## What to do
Gather all lines with the word "վարելահող" in them.

## Dataset extract
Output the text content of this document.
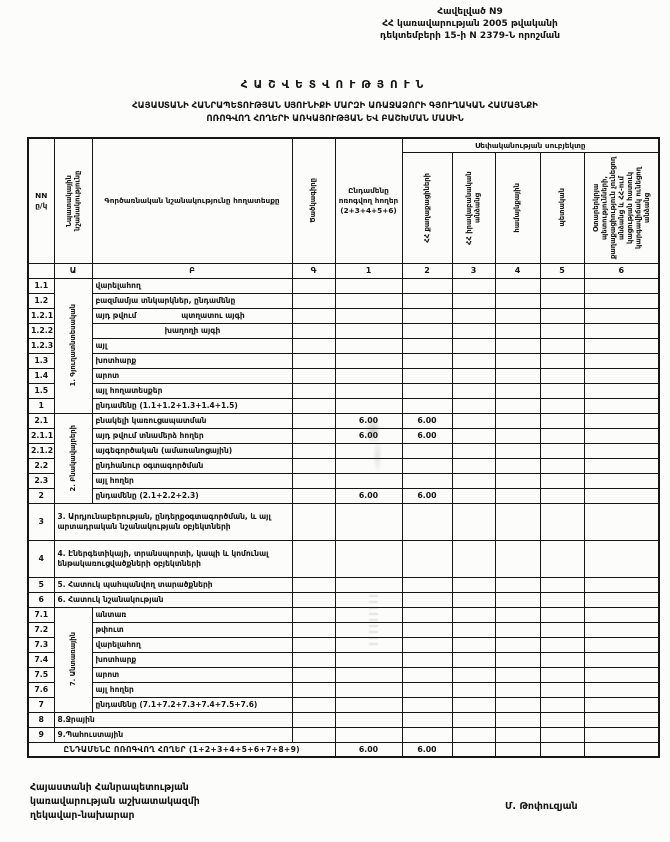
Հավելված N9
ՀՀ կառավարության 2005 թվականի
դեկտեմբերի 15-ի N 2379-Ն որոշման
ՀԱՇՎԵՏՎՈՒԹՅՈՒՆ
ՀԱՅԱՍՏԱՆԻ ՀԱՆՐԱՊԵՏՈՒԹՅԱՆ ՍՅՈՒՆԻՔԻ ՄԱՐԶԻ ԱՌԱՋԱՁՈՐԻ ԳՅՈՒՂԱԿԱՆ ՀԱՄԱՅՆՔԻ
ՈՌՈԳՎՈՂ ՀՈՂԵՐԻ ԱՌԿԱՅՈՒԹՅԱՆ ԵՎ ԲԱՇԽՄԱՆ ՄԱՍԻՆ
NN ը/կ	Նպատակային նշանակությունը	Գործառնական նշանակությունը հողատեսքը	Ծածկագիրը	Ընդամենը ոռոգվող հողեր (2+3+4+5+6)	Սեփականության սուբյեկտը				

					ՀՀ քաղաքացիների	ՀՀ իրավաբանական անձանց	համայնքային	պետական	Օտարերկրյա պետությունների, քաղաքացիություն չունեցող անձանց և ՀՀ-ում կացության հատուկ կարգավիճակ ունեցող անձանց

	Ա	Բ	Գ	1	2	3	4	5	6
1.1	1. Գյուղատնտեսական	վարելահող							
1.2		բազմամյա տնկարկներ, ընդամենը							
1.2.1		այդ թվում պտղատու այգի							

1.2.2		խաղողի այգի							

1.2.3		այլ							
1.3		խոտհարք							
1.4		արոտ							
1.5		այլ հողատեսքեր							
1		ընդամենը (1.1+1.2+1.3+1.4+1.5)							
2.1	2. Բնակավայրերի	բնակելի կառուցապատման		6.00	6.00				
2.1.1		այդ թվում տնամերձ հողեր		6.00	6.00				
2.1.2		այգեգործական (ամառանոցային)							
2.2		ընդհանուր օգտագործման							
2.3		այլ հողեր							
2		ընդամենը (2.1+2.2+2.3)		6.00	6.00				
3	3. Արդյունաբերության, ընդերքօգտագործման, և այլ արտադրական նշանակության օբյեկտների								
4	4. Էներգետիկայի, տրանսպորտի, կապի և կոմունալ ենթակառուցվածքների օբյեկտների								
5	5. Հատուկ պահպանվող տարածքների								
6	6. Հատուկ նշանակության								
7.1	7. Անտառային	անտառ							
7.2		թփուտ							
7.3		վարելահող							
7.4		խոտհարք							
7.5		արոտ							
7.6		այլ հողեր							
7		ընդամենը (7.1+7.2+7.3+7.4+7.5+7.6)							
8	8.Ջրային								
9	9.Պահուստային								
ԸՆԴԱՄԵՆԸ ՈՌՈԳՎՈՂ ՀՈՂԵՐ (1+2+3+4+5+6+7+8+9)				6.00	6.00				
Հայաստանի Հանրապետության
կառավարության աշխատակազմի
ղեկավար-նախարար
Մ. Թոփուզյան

---

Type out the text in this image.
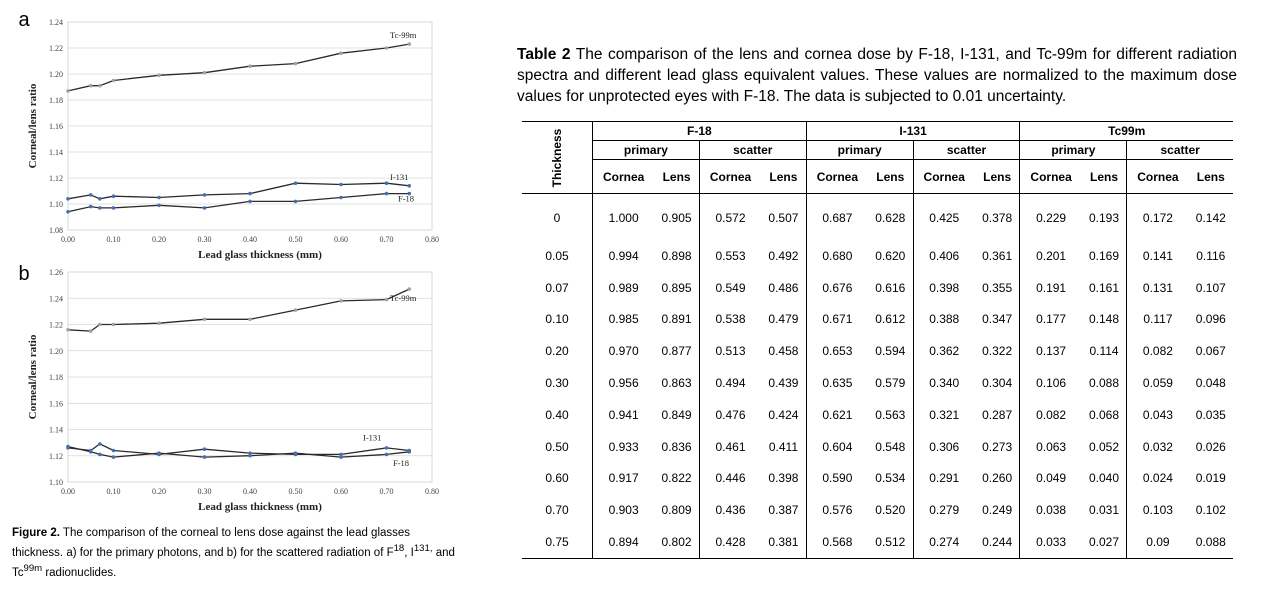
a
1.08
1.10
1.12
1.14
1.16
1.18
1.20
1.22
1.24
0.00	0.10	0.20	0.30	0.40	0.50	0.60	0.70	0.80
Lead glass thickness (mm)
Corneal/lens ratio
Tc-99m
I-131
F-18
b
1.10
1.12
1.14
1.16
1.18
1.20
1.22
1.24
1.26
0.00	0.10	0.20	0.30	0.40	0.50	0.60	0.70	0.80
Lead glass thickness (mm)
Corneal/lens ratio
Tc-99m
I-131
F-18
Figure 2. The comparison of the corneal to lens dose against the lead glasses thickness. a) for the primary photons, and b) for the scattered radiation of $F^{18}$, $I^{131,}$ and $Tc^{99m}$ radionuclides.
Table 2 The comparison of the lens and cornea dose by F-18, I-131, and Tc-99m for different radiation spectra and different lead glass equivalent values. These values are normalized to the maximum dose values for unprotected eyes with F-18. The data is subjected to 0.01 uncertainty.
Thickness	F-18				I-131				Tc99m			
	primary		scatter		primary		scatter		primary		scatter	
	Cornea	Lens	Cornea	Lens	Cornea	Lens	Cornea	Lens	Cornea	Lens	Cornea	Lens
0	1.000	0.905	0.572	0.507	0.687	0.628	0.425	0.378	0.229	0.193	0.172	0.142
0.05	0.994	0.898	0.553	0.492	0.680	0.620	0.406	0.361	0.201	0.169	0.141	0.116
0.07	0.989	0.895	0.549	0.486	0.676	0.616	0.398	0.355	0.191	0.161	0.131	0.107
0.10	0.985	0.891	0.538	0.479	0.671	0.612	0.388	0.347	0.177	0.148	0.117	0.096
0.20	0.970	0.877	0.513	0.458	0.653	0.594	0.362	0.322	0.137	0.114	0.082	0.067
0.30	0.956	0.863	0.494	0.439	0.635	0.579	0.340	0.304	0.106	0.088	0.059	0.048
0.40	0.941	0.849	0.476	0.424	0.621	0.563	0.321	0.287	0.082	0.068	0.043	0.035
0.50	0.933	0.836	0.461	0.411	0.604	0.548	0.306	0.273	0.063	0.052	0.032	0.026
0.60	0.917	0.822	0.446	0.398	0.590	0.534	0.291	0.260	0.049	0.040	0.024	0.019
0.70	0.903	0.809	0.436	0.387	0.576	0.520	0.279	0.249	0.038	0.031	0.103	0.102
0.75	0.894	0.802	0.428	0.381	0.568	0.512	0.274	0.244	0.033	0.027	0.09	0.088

## Exercise output
1.1	1. Գյուղատնտեսական	վարելահող							
7.3		վարելահող							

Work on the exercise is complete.